Exercise:
Leave out the pictures and copy the remaining records exactly.

Input rows:
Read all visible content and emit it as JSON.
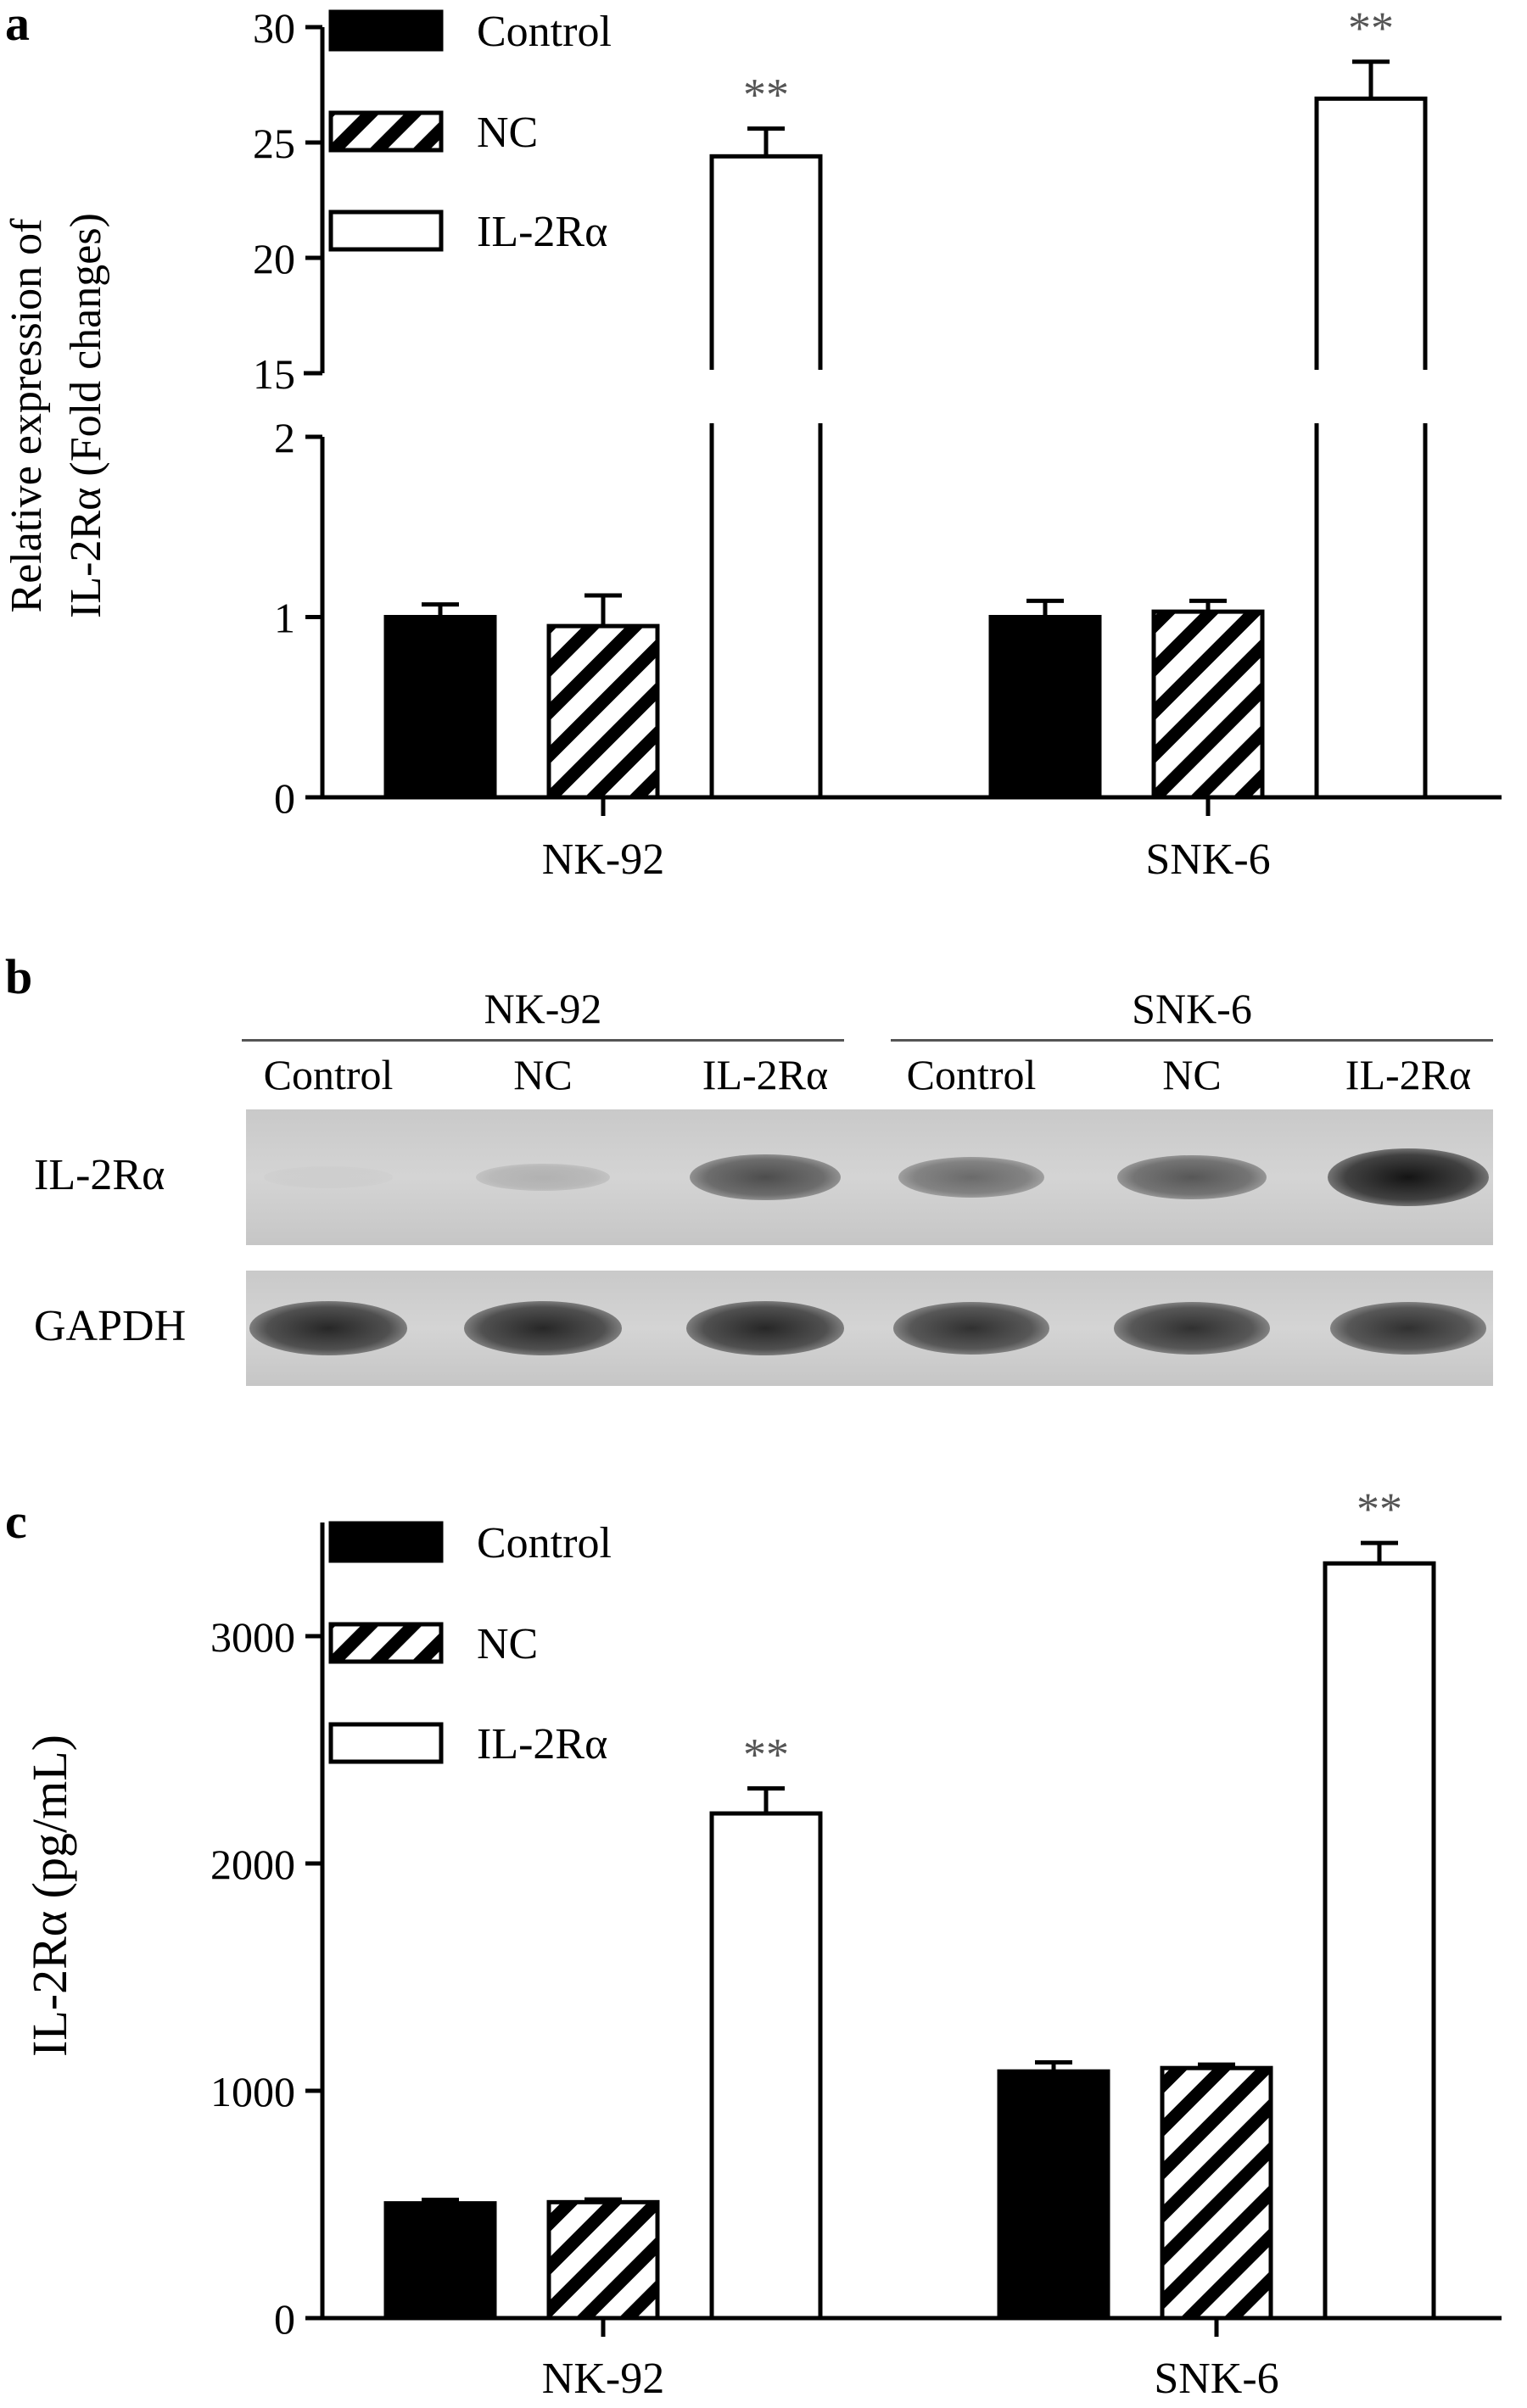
{
  "panels": {
    "a_letter": "a",
    "b_letter": "b",
    "c_letter": "c"
  },
  "chart_data": [
    {
      "type": "bar",
      "panel": "a",
      "ylabel_line1": "Relative expression of",
      "ylabel_line2": "IL-2Rα (Fold changes)",
      "categories": [
        "NK-92",
        "SNK-6"
      ],
      "series": [
        {
          "name": "Control",
          "values": [
            1.0,
            1.0
          ],
          "errors": [
            0.07,
            0.09
          ],
          "fill": "solid"
        },
        {
          "name": "NC",
          "values": [
            0.95,
            1.03
          ],
          "errors": [
            0.17,
            0.06
          ],
          "fill": "hatched"
        },
        {
          "name": "IL-2Rα",
          "values": [
            24.4,
            26.9
          ],
          "errors": [
            1.2,
            1.6
          ],
          "fill": "open"
        }
      ],
      "significance": [
        "**",
        "**"
      ],
      "axis_break": {
        "lower": [
          0,
          2
        ],
        "upper": [
          15,
          30
        ]
      },
      "yticks_lower": [
        "0",
        "1",
        "2"
      ],
      "yticks_upper": [
        "15",
        "20",
        "25",
        "30"
      ],
      "legend_position": "top-left"
    },
    {
      "type": "bar",
      "panel": "c",
      "ylabel": "IL-2Rα (pg/mL)",
      "categories": [
        "NK-92",
        "SNK-6"
      ],
      "series": [
        {
          "name": "Control",
          "values": [
            505,
            1085
          ],
          "errors": [
            15,
            40
          ],
          "fill": "solid"
        },
        {
          "name": "NC",
          "values": [
            510,
            1100
          ],
          "errors": [
            12,
            15
          ],
          "fill": "hatched"
        },
        {
          "name": "IL-2Rα",
          "values": [
            2220,
            3320
          ],
          "errors": [
            110,
            90
          ],
          "fill": "open"
        }
      ],
      "significance": [
        "**",
        "**"
      ],
      "ylim": [
        0,
        3500
      ],
      "yticks": [
        "0",
        "1000",
        "2000",
        "3000"
      ],
      "legend_position": "top-left"
    }
  ],
  "blot": {
    "groups": [
      "NK-92",
      "SNK-6"
    ],
    "lanes": [
      "Control",
      "NC",
      "IL-2Rα",
      "Control",
      "NC",
      "IL-2Rα"
    ],
    "rows": [
      {
        "label": "IL-2Rα",
        "intensity": [
          0.03,
          0.18,
          0.7,
          0.55,
          0.65,
          1.0
        ]
      },
      {
        "label": "GAPDH",
        "intensity": [
          0.9,
          0.9,
          0.9,
          0.85,
          0.85,
          0.85
        ]
      }
    ]
  },
  "colors": {
    "bar_solid": "#000000",
    "bar_open": "#ffffff",
    "axis": "#000000",
    "sig": "#555555"
  }
}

Full solution:
Read all visible content and emit it as JSON.
{
  "panels": {
    "a_letter": "a",
    "b_letter": "b",
    "c_letter": "c"
  },
  "chart_data": [
    {
      "type": "bar",
      "panel": "a",
      "ylabel_line1": "Relative expression of",
      "ylabel_line2": "IL-2Rα (Fold changes)",
      "categories": [
        "NK-92",
        "SNK-6"
      ],
      "series": [
        {
          "name": "Control",
          "values": [
            1.0,
            1.0
          ],
          "errors": [
            0.07,
            0.09
          ],
          "fill": "solid"
        },
        {
          "name": "NC",
          "values": [
            0.95,
            1.03
          ],
          "errors": [
            0.17,
            0.06
          ],
          "fill": "hatched"
        },
        {
          "name": "IL-2Rα",
          "values": [
            24.4,
            26.9
          ],
          "errors": [
            1.2,
            1.6
          ],
          "fill": "open"
        }
      ],
      "significance": [
        "**",
        "**"
      ],
      "axis_break": {
        "lower": [
          0,
          2
        ],
        "upper": [
          15,
          30
        ]
      },
      "yticks_lower": [
        "0",
        "1",
        "2"
      ],
      "yticks_upper": [
        "15",
        "20",
        "25",
        "30"
      ],
      "legend_position": "top-left"
    },
    {
      "type": "bar",
      "panel": "c",
      "ylabel": "IL-2Rα (pg/mL)",
      "categories": [
        "NK-92",
        "SNK-6"
      ],
      "series": [
        {
          "name": "Control",
          "values": [
            505,
            1085
          ],
          "errors": [
            15,
            40
          ],
          "fill": "solid"
        },
        {
          "name": "NC",
          "values": [
            510,
            1100
          ],
          "errors": [
            12,
            15
          ],
          "fill": "hatched"
        },
        {
          "name": "IL-2Rα",
          "values": [
            2220,
            3320
          ],
          "errors": [
            110,
            90
          ],
          "fill": "open"
        }
      ],
      "significance": [
        "**",
        "**"
      ],
      "ylim": [
        0,
        3500
      ],
      "yticks": [
        "0",
        "1000",
        "2000",
        "3000"
      ],
      "legend_position": "top-left"
    }
  ],
  "blot": {
    "groups": [
      "NK-92",
      "SNK-6"
    ],
    "lanes": [
      "Control",
      "NC",
      "IL-2Rα",
      "Control",
      "NC",
      "IL-2Rα"
    ],
    "rows": [
      {
        "label": "IL-2Rα",
        "intensity": [
          0.03,
          0.18,
          0.7,
          0.55,
          0.65,
          1.0
        ]
      },
      {
        "label": "GAPDH",
        "intensity": [
          0.9,
          0.9,
          0.9,
          0.85,
          0.85,
          0.85
        ]
      }
    ]
  },
  "colors": {
    "bar_solid": "#000000",
    "bar_open": "#ffffff",
    "axis": "#000000",
    "sig": "#555555"
  }
}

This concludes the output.